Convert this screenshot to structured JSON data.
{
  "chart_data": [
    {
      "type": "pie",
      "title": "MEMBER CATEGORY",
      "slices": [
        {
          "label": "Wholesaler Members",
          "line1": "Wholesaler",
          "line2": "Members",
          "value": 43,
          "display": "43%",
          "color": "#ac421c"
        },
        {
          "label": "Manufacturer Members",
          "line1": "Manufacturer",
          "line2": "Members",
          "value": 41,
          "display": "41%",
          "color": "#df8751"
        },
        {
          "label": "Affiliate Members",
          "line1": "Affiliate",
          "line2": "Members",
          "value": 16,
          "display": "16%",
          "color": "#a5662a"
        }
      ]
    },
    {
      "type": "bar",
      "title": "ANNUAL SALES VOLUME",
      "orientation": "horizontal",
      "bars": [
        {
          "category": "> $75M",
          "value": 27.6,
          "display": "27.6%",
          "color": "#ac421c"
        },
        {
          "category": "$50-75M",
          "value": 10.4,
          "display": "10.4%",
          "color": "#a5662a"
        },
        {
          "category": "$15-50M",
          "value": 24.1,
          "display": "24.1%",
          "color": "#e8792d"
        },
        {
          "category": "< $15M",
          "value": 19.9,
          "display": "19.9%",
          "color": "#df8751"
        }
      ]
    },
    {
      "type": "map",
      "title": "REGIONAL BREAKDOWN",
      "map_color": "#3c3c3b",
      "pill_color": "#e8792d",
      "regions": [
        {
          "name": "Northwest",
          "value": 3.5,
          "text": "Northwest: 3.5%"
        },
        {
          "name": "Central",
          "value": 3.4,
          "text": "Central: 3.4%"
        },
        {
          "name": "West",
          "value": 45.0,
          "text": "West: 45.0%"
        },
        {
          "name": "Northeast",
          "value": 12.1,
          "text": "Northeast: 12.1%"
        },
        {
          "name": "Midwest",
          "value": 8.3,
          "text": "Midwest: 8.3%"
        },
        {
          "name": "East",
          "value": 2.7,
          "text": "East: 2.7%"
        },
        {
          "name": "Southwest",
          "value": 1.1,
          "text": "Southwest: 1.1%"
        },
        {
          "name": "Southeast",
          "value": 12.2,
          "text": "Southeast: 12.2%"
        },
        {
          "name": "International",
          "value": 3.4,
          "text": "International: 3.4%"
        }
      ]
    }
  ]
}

======

### TASK TO COMPLETE
Find how many of the lines above have the word "title" in them. State only that number.

### TASK ANSWER
3